| Records to process |

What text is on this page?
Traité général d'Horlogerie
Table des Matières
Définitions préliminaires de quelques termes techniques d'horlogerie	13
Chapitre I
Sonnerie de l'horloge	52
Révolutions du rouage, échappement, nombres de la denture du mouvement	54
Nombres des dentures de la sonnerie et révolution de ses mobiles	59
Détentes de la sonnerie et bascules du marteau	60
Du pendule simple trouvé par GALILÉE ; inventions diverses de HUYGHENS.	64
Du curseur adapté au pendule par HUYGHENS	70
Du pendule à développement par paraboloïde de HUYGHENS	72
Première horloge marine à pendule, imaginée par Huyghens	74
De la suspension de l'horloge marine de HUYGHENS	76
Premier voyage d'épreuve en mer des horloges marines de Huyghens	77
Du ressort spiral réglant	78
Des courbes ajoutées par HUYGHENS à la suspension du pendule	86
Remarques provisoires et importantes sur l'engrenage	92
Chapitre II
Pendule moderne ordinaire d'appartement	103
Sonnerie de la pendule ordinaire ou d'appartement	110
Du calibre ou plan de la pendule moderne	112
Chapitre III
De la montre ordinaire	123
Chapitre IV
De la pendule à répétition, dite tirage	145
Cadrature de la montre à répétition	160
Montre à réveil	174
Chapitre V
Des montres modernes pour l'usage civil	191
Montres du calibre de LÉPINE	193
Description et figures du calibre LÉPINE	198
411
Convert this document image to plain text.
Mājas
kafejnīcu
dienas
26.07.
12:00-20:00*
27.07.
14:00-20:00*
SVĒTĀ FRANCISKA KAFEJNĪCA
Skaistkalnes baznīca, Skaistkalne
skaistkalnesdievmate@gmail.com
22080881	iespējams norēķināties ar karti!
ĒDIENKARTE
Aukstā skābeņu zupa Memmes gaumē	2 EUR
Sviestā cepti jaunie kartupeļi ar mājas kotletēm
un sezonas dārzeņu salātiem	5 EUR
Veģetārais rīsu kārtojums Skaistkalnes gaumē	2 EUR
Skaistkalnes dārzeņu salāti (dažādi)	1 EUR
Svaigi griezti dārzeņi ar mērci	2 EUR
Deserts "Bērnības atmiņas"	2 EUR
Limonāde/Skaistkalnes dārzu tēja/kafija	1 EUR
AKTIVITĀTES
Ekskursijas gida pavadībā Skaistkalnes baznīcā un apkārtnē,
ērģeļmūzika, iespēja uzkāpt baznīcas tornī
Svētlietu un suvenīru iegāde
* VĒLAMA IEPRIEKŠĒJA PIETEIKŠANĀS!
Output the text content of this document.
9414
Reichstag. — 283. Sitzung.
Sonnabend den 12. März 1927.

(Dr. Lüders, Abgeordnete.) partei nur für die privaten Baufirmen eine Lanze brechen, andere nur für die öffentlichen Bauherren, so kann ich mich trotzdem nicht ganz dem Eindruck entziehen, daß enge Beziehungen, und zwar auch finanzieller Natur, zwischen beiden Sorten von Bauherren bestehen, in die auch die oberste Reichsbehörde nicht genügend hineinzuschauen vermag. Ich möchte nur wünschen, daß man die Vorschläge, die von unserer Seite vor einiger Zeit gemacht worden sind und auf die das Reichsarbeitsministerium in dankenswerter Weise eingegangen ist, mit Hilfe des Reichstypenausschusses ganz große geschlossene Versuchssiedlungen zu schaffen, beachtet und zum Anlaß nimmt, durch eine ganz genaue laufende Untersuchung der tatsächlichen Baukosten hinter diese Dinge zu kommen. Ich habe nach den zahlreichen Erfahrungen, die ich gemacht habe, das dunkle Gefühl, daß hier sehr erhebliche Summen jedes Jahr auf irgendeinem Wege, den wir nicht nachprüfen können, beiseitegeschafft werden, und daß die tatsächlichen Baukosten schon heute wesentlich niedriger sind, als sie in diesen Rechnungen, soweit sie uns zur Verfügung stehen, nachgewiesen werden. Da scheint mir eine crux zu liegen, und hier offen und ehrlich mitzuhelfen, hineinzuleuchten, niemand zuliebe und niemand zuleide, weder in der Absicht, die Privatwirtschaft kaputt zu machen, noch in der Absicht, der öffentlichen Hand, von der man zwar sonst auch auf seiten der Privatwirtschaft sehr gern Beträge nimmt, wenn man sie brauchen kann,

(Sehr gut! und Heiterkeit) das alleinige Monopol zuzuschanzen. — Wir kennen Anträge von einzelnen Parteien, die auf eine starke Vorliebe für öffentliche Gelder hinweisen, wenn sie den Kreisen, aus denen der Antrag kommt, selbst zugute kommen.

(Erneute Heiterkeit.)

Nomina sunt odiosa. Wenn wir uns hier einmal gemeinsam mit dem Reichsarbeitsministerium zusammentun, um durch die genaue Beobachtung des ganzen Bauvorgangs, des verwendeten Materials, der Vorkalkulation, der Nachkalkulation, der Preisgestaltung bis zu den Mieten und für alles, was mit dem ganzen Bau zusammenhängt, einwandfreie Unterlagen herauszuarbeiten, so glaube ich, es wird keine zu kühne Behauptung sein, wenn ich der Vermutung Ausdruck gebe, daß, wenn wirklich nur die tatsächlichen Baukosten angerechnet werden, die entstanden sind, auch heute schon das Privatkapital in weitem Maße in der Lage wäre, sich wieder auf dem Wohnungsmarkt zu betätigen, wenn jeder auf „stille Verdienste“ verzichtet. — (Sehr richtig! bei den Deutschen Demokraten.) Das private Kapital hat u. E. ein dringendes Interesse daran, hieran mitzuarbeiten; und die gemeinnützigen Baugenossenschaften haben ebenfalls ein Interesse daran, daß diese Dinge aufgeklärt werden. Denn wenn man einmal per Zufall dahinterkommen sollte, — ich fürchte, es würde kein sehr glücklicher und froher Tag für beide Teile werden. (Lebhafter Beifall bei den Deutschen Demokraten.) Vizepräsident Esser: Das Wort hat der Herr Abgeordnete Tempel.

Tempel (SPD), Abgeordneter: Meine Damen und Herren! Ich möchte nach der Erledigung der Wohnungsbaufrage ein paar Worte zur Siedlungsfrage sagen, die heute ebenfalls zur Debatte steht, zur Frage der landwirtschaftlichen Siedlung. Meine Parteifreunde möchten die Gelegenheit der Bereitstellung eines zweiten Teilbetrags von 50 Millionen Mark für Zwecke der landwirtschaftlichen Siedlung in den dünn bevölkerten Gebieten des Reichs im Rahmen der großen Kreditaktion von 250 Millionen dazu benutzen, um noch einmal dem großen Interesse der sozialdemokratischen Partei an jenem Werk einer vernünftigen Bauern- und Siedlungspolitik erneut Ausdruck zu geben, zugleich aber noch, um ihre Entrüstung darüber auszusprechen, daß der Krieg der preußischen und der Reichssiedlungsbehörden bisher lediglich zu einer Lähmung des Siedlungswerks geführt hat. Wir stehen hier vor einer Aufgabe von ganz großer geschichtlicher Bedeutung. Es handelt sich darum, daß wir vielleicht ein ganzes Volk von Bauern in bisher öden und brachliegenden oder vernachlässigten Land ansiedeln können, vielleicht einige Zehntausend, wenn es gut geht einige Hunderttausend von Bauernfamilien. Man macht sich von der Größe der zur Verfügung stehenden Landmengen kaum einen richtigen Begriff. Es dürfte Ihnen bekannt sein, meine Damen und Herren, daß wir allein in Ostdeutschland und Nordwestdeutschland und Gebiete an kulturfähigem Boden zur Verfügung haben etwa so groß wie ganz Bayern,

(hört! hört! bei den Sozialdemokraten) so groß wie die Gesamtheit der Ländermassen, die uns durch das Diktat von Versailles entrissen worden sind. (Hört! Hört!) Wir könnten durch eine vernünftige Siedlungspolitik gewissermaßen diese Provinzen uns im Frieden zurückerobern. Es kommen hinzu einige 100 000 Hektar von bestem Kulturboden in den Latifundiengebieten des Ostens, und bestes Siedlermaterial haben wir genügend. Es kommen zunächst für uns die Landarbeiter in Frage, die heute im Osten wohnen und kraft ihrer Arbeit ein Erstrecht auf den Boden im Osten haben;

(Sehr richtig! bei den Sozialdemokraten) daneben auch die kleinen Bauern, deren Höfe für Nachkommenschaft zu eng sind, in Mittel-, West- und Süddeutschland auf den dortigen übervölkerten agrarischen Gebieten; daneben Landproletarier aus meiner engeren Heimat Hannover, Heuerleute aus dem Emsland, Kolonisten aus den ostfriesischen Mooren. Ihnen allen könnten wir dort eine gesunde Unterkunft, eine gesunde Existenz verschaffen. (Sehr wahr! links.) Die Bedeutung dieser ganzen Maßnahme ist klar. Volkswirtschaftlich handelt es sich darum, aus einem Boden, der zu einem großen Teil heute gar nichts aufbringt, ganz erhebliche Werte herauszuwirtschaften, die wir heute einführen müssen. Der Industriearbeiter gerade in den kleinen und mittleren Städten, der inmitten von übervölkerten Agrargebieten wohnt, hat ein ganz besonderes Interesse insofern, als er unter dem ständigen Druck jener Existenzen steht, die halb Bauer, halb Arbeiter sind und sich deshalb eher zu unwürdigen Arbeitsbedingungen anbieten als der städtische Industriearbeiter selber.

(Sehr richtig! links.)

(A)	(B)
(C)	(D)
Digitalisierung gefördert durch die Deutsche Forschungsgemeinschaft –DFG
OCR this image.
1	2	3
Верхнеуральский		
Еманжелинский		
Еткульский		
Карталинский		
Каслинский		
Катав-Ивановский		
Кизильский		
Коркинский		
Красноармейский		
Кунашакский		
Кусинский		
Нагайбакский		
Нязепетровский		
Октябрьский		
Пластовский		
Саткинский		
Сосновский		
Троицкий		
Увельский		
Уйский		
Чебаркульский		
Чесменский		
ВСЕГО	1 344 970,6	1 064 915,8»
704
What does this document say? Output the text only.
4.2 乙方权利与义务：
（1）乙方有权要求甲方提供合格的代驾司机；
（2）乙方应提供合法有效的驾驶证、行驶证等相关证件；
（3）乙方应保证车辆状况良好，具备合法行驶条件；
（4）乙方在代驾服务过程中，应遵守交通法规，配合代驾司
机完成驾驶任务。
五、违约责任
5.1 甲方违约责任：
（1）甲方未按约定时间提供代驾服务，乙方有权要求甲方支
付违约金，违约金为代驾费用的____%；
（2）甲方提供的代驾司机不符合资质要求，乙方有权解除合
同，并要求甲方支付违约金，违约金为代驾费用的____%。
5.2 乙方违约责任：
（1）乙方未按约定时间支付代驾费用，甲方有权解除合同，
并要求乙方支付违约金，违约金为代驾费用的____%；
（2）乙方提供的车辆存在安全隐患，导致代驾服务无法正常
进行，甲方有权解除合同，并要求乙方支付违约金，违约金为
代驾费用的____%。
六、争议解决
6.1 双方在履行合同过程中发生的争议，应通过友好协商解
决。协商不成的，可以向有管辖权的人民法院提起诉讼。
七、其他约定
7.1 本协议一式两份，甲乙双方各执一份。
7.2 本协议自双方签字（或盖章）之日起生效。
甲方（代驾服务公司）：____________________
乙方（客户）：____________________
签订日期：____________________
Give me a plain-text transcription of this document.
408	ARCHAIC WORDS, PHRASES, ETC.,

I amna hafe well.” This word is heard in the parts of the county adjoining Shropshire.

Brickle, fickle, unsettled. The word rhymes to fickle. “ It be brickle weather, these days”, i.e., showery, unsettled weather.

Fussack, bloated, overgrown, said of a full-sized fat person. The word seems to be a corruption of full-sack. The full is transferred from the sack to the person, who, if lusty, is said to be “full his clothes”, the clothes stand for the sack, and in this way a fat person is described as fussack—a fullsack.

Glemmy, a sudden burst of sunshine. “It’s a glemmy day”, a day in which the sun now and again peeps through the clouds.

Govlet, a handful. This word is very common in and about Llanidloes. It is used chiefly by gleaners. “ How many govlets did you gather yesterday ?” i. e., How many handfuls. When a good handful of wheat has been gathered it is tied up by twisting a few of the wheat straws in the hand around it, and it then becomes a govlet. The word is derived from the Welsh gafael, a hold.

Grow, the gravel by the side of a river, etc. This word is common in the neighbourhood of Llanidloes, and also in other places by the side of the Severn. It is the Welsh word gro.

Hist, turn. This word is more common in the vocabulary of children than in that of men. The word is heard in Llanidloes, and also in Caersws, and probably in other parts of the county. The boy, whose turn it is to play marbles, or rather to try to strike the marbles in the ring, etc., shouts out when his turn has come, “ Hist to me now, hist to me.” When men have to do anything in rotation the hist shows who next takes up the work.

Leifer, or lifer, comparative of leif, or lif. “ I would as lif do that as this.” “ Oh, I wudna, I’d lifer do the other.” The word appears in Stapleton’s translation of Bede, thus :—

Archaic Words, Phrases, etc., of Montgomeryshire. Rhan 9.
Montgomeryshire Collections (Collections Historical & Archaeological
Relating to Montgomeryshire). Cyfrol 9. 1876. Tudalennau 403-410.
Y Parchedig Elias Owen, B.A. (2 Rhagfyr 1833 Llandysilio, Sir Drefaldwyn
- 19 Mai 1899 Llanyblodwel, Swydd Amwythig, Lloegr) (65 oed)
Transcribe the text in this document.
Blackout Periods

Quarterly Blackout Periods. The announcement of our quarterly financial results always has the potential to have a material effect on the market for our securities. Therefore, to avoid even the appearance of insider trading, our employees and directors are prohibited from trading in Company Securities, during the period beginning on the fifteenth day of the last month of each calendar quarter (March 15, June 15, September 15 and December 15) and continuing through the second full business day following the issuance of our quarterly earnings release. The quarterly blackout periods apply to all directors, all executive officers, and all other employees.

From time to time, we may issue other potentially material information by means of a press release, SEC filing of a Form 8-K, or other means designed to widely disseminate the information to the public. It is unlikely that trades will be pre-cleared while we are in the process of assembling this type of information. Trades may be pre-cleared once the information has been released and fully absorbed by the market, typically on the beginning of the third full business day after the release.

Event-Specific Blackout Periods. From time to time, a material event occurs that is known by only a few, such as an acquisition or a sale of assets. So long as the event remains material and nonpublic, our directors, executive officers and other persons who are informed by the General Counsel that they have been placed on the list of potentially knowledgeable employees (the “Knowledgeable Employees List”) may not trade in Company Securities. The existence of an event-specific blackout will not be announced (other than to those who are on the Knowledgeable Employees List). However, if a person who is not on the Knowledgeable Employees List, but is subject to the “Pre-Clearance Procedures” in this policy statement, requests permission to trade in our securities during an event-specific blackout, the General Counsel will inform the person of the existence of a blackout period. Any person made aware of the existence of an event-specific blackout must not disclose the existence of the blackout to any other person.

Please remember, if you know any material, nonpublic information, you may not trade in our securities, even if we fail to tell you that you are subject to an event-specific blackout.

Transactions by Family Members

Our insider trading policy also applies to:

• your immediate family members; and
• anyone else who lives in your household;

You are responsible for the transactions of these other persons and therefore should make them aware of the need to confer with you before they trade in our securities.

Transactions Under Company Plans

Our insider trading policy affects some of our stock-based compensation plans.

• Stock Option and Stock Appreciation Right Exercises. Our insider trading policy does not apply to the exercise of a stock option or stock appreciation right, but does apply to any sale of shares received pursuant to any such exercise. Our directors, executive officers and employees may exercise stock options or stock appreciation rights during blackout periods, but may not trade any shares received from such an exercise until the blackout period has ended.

| Requirement |
Your answer should be a single number: the count of lines holding the word "Output".

| Reply |
2